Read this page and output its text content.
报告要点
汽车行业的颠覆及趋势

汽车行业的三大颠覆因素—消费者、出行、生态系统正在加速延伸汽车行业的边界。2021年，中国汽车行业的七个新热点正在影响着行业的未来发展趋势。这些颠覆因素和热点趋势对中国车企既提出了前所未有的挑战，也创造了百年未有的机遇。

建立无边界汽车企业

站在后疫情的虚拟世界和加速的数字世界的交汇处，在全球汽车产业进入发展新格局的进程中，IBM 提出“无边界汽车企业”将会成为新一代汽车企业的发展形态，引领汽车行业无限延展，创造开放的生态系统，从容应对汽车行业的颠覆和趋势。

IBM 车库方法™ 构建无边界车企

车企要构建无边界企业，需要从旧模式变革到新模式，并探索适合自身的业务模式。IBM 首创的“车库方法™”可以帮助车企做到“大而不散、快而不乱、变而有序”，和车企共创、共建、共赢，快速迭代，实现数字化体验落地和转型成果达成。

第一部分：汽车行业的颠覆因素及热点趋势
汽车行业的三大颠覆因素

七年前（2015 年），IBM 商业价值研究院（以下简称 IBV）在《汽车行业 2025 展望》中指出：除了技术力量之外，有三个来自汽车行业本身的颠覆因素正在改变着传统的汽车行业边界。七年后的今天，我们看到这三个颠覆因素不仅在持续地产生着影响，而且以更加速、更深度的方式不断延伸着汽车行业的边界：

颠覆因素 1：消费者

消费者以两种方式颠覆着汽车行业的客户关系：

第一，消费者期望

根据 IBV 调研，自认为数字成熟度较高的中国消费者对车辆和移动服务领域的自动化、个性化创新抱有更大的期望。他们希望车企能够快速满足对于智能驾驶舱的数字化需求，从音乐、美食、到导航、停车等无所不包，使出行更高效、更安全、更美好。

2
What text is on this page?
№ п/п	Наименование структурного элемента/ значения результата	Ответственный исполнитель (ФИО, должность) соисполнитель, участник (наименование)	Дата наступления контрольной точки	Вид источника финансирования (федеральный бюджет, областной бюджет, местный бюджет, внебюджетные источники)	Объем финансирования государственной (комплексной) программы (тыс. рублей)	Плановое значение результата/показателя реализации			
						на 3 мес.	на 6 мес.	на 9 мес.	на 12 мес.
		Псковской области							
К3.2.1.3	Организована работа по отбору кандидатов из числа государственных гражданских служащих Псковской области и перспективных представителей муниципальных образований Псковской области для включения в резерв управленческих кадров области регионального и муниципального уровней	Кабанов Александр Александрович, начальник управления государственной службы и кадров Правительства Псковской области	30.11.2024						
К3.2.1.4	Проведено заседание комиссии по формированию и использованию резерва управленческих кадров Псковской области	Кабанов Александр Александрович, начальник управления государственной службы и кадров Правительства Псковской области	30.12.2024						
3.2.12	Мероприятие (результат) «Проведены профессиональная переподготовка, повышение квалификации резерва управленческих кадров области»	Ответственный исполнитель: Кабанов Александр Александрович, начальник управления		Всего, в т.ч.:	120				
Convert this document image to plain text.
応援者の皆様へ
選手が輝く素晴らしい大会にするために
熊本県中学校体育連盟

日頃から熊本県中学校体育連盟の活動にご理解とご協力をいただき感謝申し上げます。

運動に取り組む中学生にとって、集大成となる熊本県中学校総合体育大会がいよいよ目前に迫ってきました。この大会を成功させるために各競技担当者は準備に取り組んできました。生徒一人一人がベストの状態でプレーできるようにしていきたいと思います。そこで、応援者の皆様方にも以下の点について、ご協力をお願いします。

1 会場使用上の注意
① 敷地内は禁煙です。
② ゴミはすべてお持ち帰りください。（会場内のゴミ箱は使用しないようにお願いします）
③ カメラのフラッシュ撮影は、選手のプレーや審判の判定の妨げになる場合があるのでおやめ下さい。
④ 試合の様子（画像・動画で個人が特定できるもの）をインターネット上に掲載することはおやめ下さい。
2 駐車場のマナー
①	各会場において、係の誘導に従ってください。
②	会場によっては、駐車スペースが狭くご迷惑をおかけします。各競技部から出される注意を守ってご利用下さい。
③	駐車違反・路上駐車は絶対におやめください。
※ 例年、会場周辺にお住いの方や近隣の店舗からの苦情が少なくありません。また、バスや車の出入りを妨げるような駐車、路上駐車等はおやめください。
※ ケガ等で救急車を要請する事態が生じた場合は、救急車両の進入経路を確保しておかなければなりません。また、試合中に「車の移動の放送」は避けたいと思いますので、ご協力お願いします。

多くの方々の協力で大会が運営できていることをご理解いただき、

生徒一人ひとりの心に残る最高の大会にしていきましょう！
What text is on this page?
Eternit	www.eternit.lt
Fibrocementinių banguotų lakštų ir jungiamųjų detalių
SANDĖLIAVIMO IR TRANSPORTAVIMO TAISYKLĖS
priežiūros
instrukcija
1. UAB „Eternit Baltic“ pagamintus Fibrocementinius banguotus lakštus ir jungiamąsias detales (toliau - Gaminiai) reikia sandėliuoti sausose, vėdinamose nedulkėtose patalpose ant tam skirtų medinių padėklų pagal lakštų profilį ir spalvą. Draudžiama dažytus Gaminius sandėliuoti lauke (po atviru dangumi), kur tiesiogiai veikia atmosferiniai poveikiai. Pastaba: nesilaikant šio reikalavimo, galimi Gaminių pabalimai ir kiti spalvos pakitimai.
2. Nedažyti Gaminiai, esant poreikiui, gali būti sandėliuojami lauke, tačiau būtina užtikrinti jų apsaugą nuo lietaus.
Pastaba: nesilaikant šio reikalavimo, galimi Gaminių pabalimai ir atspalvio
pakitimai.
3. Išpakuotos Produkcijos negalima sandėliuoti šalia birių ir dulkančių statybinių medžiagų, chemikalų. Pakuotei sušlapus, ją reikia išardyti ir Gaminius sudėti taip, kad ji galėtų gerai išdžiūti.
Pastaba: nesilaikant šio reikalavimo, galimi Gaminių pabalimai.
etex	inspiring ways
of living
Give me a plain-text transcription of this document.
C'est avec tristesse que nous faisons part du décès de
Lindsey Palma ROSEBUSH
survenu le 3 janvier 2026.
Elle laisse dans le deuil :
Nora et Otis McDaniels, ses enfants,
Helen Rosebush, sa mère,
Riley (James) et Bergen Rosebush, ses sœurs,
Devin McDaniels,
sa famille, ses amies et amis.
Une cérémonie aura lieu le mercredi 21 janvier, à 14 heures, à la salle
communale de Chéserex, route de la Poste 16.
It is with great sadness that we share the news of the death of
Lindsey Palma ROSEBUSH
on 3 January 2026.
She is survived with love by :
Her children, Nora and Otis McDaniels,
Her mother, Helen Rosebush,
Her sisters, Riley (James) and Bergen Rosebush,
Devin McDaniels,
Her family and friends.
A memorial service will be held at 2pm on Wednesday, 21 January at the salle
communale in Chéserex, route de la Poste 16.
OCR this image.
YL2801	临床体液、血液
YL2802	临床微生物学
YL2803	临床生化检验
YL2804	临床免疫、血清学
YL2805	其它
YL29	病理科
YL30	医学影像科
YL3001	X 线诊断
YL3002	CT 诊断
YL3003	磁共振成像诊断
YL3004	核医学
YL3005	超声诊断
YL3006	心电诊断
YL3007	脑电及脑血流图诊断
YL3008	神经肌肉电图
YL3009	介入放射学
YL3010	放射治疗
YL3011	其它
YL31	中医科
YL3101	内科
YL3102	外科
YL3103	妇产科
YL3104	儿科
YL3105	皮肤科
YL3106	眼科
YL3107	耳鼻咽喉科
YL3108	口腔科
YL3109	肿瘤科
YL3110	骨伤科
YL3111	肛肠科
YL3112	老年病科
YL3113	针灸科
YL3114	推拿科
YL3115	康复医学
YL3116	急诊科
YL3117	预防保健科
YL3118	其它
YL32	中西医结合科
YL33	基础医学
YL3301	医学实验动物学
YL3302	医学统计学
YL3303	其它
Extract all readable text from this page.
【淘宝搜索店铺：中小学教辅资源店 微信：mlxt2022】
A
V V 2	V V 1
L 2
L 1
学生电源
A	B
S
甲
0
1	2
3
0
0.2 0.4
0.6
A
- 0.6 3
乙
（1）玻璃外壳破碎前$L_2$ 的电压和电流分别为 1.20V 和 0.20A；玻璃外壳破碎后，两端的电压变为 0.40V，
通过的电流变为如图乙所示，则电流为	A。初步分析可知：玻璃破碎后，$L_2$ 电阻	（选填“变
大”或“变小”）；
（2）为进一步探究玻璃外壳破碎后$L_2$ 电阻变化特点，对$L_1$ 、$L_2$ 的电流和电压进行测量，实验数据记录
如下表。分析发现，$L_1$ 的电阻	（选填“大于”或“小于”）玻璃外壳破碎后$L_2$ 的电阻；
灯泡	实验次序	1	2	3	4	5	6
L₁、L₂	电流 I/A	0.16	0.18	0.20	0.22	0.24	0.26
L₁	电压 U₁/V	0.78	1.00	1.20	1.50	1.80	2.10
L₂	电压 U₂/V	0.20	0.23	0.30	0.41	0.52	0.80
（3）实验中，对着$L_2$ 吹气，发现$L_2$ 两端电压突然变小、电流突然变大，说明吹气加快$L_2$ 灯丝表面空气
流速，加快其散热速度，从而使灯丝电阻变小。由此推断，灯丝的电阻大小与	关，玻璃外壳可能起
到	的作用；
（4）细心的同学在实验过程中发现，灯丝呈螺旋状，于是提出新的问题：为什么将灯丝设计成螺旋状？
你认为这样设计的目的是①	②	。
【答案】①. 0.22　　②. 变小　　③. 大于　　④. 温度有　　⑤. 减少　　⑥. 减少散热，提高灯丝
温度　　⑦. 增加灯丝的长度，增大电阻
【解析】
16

→ WHAT THE TASK REQUIRES:
Write out, word for word, the line containing "OCR this image." and every line after it to the end of the data above.

→ EXERCISE ANSWER:
OCR this image.
YL2801	临床体液、血液
YL2802	临床微生物学
YL2803	临床生化检验
YL2804	临床免疫、血清学
YL2805	其它
YL29	病理科
YL30	医学影像科
YL3001	X 线诊断
YL3002	CT 诊断
YL3003	磁共振成像诊断
YL3004	核医学
YL3005	超声诊断
YL3006	心电诊断
YL3007	脑电及脑血流图诊断
YL3008	神经肌肉电图
YL3009	介入放射学
YL3010	放射治疗
YL3011	其它
YL31	中医科
YL3101	内科
YL3102	外科
YL3103	妇产科
YL3104	儿科
YL3105	皮肤科
YL3106	眼科
YL3107	耳鼻咽喉科
YL3108	口腔科
YL3109	肿瘤科
YL3110	骨伤科
YL3111	肛肠科
YL3112	老年病科
YL3113	针灸科
YL3114	推拿科
YL3115	康复医学
YL3116	急诊科
YL3117	预防保健科
YL3118	其它
YL32	中西医结合科
YL33	基础医学
YL3301	医学实验动物学
YL3302	医学统计学
YL3303	其它
Extract all readable text from this page.
【淘宝搜索店铺：中小学教辅资源店 微信：mlxt2022】
A
V V 2	V V 1
L 2
L 1
学生电源
A	B
S
甲
0
1	2
3
0
0.2 0.4
0.6
A
- 0.6 3
乙
（1）玻璃外壳破碎前$L_2$ 的电压和电流分别为 1.20V 和 0.20A；玻璃外壳破碎后，两端的电压变为 0.40V，
通过的电流变为如图乙所示，则电流为	A。初步分析可知：玻璃破碎后，$L_2$ 电阻	（选填“变
大”或“变小”）；
（2）为进一步探究玻璃外壳破碎后$L_2$ 电阻变化特点，对$L_1$ 、$L_2$ 的电流和电压进行测量，实验数据记录
如下表。分析发现，$L_1$ 的电阻	（选填“大于”或“小于”）玻璃外壳破碎后$L_2$ 的电阻；
灯泡	实验次序	1	2	3	4	5	6
L₁、L₂	电流 I/A	0.16	0.18	0.20	0.22	0.24	0.26
L₁	电压 U₁/V	0.78	1.00	1.20	1.50	1.80	2.10
L₂	电压 U₂/V	0.20	0.23	0.30	0.41	0.52	0.80
（3）实验中，对着$L_2$ 吹气，发现$L_2$ 两端电压突然变小、电流突然变大，说明吹气加快$L_2$ 灯丝表面空气
流速，加快其散热速度，从而使灯丝电阻变小。由此推断，灯丝的电阻大小与	关，玻璃外壳可能起
到	的作用；
（4）细心的同学在实验过程中发现，灯丝呈螺旋状，于是提出新的问题：为什么将灯丝设计成螺旋状？
你认为这样设计的目的是①	②	。
【答案】①. 0.22　　②. 变小　　③. 大于　　④. 温度有　　⑤. 减少　　⑥. 减少散热，提高灯丝
温度　　⑦. 增加灯丝的长度，增大电阻
【解析】
16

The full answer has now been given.